### WHAT TO WORK ON
Locate each line in the records containing "проверить". Copy it.

▽

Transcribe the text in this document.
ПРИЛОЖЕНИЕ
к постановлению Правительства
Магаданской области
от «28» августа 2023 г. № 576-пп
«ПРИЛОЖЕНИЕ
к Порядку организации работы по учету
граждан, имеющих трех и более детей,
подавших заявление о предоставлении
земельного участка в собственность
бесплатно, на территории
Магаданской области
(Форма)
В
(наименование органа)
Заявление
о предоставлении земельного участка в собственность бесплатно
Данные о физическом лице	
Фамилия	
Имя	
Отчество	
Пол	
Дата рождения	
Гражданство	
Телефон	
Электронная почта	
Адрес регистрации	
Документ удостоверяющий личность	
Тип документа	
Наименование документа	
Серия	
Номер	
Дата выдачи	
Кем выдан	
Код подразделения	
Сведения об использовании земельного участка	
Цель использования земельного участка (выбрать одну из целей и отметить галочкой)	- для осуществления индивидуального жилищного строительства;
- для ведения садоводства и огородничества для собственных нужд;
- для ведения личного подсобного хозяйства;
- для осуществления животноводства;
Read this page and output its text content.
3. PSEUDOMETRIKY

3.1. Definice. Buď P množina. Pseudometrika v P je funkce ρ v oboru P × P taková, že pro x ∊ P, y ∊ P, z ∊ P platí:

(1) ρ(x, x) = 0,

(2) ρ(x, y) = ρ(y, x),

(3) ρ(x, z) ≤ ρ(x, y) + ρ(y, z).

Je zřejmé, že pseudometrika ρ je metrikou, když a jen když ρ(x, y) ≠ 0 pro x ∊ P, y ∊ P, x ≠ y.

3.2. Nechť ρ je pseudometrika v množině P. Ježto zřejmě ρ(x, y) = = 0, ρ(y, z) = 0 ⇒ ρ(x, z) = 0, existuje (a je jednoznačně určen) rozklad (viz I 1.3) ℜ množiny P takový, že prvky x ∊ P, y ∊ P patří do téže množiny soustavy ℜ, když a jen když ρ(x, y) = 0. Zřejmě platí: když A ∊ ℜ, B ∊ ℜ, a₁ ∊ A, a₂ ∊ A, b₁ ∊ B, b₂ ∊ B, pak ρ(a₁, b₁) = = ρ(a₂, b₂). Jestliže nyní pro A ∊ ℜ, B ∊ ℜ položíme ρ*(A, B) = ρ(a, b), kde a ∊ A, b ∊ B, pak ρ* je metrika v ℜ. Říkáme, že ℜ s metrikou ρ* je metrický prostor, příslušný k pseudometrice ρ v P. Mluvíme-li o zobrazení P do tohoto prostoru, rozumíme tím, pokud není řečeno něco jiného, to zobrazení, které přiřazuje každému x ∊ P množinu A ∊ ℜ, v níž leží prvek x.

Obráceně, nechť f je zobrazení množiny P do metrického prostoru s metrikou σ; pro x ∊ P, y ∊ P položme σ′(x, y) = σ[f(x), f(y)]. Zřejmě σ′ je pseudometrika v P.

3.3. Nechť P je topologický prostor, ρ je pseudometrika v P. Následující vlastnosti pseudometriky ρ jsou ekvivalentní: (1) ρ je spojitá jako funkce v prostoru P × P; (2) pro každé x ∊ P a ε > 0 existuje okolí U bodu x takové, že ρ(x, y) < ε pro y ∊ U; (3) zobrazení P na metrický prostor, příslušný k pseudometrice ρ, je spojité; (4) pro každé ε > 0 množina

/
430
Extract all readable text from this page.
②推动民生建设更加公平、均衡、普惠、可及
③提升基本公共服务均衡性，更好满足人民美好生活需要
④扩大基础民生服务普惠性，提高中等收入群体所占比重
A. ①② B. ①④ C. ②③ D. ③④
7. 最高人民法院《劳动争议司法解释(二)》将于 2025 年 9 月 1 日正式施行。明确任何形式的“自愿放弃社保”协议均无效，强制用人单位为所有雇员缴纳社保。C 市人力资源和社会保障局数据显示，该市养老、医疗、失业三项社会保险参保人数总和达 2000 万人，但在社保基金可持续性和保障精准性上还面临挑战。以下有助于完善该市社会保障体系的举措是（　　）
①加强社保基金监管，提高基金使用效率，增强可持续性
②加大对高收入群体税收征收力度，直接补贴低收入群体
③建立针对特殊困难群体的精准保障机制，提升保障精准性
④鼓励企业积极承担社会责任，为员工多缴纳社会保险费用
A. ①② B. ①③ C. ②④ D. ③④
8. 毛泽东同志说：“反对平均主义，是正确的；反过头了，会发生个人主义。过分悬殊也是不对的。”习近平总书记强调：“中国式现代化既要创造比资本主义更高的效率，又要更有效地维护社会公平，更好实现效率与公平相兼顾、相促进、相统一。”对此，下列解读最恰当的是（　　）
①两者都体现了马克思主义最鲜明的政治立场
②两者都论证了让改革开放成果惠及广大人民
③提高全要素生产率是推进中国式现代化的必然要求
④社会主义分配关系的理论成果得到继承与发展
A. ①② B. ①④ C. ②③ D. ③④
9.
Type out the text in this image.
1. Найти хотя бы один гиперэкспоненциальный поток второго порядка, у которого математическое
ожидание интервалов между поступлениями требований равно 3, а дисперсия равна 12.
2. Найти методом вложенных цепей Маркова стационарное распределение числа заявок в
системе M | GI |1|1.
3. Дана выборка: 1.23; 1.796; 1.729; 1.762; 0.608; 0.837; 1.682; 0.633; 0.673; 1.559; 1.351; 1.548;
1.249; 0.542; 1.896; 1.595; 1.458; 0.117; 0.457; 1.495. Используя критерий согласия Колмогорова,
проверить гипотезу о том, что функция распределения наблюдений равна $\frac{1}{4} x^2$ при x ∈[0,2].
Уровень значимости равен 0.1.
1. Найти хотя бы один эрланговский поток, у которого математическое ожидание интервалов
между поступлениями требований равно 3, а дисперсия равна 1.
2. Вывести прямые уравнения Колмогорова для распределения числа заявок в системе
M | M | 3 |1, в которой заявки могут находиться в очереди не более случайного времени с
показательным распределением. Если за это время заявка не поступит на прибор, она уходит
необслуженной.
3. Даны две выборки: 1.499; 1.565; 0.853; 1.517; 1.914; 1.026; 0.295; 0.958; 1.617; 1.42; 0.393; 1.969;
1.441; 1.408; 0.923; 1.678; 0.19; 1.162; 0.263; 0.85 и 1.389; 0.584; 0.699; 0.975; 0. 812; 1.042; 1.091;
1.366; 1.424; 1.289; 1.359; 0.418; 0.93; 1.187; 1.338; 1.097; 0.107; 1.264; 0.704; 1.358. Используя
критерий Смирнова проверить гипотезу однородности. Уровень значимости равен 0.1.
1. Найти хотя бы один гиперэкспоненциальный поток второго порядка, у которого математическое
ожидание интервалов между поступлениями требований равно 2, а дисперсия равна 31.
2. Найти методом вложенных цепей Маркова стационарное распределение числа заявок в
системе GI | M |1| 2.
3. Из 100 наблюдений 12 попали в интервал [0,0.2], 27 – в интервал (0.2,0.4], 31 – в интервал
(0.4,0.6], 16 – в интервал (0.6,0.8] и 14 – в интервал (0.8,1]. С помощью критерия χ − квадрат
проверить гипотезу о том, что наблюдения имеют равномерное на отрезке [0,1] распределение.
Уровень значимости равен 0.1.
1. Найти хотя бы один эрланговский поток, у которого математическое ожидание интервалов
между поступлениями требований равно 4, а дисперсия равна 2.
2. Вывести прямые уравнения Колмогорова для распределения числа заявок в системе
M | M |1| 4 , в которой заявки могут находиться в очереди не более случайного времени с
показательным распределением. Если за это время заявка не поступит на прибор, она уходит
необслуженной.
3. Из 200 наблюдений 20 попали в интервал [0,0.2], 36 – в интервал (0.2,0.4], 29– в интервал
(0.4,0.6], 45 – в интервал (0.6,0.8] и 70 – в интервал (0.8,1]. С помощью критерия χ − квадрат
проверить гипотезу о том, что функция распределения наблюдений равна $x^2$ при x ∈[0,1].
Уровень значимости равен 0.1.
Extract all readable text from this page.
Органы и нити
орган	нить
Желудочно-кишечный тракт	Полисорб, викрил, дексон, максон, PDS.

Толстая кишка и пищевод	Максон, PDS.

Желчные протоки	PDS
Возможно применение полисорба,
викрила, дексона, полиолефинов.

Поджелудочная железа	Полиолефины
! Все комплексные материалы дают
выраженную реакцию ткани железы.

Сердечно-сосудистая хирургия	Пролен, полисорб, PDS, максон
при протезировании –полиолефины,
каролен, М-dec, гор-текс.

△

### EXERCISE RESULT
проверить гипотезу о том, что функция распределения наблюдений равна $\frac{1}{4} x^2$ при x ∈[0,2].
критерий Смирнова проверить гипотезу однородности. Уровень значимости равен 0.1.
проверить гипотезу о том, что наблюдения имеют равномерное на отрезке [0,1] распределение.
проверить гипотезу о том, что функция распределения наблюдений равна $x^2$ при x ∈[0,1].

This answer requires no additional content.